→ YOUR GOAL:
Rewrite all of the lines below, swapping "Access Servers" for "Connected Servers" and leaving everything else unchanged.

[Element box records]
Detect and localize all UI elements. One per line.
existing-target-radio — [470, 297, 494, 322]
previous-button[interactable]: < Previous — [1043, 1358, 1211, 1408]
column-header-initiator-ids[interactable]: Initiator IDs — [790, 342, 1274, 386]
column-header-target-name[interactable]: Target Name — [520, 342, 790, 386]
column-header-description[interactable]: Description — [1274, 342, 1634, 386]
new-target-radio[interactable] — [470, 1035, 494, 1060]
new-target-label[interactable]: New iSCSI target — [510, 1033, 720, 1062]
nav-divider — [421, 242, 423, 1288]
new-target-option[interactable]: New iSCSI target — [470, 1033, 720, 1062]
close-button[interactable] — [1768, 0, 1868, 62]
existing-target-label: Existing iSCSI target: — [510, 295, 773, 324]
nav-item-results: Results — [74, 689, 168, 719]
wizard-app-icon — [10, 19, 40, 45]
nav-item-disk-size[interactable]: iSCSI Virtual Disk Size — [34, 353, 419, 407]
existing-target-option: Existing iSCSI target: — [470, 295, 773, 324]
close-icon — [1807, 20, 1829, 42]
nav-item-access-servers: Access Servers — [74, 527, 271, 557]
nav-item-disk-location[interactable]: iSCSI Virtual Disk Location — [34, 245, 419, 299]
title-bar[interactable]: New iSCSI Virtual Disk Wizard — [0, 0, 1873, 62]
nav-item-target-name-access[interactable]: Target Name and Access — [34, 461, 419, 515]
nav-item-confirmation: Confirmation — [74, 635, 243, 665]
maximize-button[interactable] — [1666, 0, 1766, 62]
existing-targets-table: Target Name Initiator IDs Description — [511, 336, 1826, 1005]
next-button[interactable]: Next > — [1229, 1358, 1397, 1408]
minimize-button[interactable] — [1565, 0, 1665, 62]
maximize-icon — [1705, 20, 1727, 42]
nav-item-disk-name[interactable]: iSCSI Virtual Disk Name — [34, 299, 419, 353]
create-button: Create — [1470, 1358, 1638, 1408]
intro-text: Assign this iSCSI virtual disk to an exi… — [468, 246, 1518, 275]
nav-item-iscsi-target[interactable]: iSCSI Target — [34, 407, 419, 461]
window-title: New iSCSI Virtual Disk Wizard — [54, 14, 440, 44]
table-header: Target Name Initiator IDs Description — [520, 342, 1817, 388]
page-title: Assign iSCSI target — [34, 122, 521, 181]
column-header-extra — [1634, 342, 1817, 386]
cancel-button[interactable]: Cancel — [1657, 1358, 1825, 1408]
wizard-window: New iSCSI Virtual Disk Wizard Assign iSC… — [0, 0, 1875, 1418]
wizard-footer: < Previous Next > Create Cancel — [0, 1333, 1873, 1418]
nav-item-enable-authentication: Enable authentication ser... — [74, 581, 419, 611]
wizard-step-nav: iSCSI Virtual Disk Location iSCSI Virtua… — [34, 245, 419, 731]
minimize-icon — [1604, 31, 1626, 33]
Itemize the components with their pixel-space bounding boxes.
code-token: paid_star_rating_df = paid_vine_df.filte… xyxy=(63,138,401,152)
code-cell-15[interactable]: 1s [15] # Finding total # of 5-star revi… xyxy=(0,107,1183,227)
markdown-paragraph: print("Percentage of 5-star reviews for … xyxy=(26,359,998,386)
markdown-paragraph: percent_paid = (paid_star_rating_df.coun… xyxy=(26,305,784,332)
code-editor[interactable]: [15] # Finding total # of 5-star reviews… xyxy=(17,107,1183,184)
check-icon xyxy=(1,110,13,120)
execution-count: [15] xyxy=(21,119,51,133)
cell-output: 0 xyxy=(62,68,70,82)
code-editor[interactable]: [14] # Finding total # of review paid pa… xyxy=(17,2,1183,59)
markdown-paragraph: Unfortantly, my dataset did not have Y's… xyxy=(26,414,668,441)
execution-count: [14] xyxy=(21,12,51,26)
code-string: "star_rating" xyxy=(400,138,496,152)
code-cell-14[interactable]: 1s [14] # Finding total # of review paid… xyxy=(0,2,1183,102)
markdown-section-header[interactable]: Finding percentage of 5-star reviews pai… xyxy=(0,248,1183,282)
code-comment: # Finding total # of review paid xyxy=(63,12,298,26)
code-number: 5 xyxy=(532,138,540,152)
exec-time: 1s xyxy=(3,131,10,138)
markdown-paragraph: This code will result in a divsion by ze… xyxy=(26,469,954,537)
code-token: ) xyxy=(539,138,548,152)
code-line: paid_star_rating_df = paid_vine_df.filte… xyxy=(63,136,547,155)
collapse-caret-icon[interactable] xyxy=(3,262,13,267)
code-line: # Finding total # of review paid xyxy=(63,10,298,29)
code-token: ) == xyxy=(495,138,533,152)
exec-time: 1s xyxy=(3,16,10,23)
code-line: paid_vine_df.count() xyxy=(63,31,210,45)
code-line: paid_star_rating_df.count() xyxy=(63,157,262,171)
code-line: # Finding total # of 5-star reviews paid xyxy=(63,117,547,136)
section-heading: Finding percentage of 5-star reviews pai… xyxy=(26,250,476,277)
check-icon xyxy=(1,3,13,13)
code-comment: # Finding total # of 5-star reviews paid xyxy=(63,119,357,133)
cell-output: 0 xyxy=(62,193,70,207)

→ SOLUTION TO THIS TASK:
Detect and localize all UI elements. One per line.
existing-target-radio — [470, 297, 494, 322]
previous-button[interactable]: < Previous — [1043, 1358, 1211, 1408]
column-header-initiator-ids[interactable]: Initiator IDs — [790, 342, 1274, 386]
column-header-target-name[interactable]: Target Name — [520, 342, 790, 386]
column-header-description[interactable]: Description — [1274, 342, 1634, 386]
new-target-radio[interactable] — [470, 1035, 494, 1060]
new-target-label[interactable]: New iSCSI target — [510, 1033, 720, 1062]
nav-divider — [421, 242, 423, 1288]
new-target-option[interactable]: New iSCSI target — [470, 1033, 720, 1062]
close-button[interactable] — [1768, 0, 1868, 62]
existing-target-label: Existing iSCSI target: — [510, 295, 773, 324]
nav-item-results: Results — [74, 689, 168, 719]
wizard-app-icon — [10, 19, 40, 45]
nav-item-disk-size[interactable]: iSCSI Virtual Disk Size — [34, 353, 419, 407]
existing-target-option: Existing iSCSI target: — [470, 295, 773, 324]
close-icon — [1807, 20, 1829, 42]
nav-item-access-servers: Connected Servers — [74, 527, 271, 557]
nav-item-disk-location[interactable]: iSCSI Virtual Disk Location — [34, 245, 419, 299]
title-bar[interactable]: New iSCSI Virtual Disk Wizard — [0, 0, 1873, 62]
nav-item-target-name-access[interactable]: Target Name and Access — [34, 461, 419, 515]
nav-item-confirmation: Confirmation — [74, 635, 243, 665]
maximize-button[interactable] — [1666, 0, 1766, 62]
existing-targets-table: Target Name Initiator IDs Description — [511, 336, 1826, 1005]
next-button[interactable]: Next > — [1229, 1358, 1397, 1408]
minimize-button[interactable] — [1565, 0, 1665, 62]
maximize-icon — [1705, 20, 1727, 42]
nav-item-disk-name[interactable]: iSCSI Virtual Disk Name — [34, 299, 419, 353]
create-button: Create — [1470, 1358, 1638, 1408]
intro-text: Assign this iSCSI virtual disk to an exi… — [468, 246, 1518, 275]
nav-item-iscsi-target[interactable]: iSCSI Target — [34, 407, 419, 461]
window-title: New iSCSI Virtual Disk Wizard — [54, 14, 440, 44]
table-header: Target Name Initiator IDs Description — [520, 342, 1817, 388]
page-title: Assign iSCSI target — [34, 122, 521, 181]
column-header-extra — [1634, 342, 1817, 386]
cancel-button[interactable]: Cancel — [1657, 1358, 1825, 1408]
wizard-window: New iSCSI Virtual Disk Wizard Assign iSC… — [0, 0, 1875, 1418]
wizard-footer: < Previous Next > Create Cancel — [0, 1333, 1873, 1418]
nav-item-enable-authentication: Enable authentication ser... — [74, 581, 419, 611]
wizard-step-nav: iSCSI Virtual Disk Location iSCSI Virtua… — [34, 245, 419, 731]
minimize-icon — [1604, 31, 1626, 33]
Itemize the components with their pixel-space bounding boxes.
code-token: paid_star_rating_df = paid_vine_df.filte… xyxy=(63,138,401,152)
code-cell-15[interactable]: 1s [15] # Finding total # of 5-star revi… xyxy=(0,107,1183,227)
markdown-paragraph: print("Percentage of 5-star reviews for … xyxy=(26,359,998,386)
markdown-paragraph: percent_paid = (paid_star_rating_df.coun… xyxy=(26,305,784,332)
code-editor[interactable]: [15] # Finding total # of 5-star reviews… xyxy=(17,107,1183,184)
check-icon xyxy=(1,110,13,120)
execution-count: [15] xyxy=(21,119,51,133)
cell-output: 0 xyxy=(62,68,70,82)
code-editor[interactable]: [14] # Finding total # of review paid pa… xyxy=(17,2,1183,59)
markdown-paragraph: Unfortantly, my dataset did not have Y's… xyxy=(26,414,668,441)
execution-count: [14] xyxy=(21,12,51,26)
code-string: "star_rating" xyxy=(400,138,496,152)
code-cell-14[interactable]: 1s [14] # Finding total # of review paid… xyxy=(0,2,1183,102)
markdown-section-header[interactable]: Finding percentage of 5-star reviews pai… xyxy=(0,248,1183,282)
code-comment: # Finding total # of review paid xyxy=(63,12,298,26)
code-number: 5 xyxy=(532,138,540,152)
exec-time: 1s xyxy=(3,131,10,138)
markdown-paragraph: This code will result in a divsion by ze… xyxy=(26,469,954,537)
code-token: ) xyxy=(539,138,548,152)
code-line: paid_star_rating_df = paid_vine_df.filte… xyxy=(63,136,547,155)
collapse-caret-icon[interactable] xyxy=(3,262,13,267)
code-line: # Finding total # of review paid xyxy=(63,10,298,29)
code-token: ) == xyxy=(495,138,533,152)
exec-time: 1s xyxy=(3,16,10,23)
code-line: paid_vine_df.count() xyxy=(63,31,210,45)
code-line: paid_star_rating_df.count() xyxy=(63,157,262,171)
code-line: # Finding total # of 5-star reviews paid xyxy=(63,117,547,136)
section-heading: Finding percentage of 5-star reviews pai… xyxy=(26,250,476,277)
check-icon xyxy=(1,3,13,13)
code-comment: # Finding total # of 5-star reviews paid xyxy=(63,119,357,133)
cell-output: 0 xyxy=(62,193,70,207)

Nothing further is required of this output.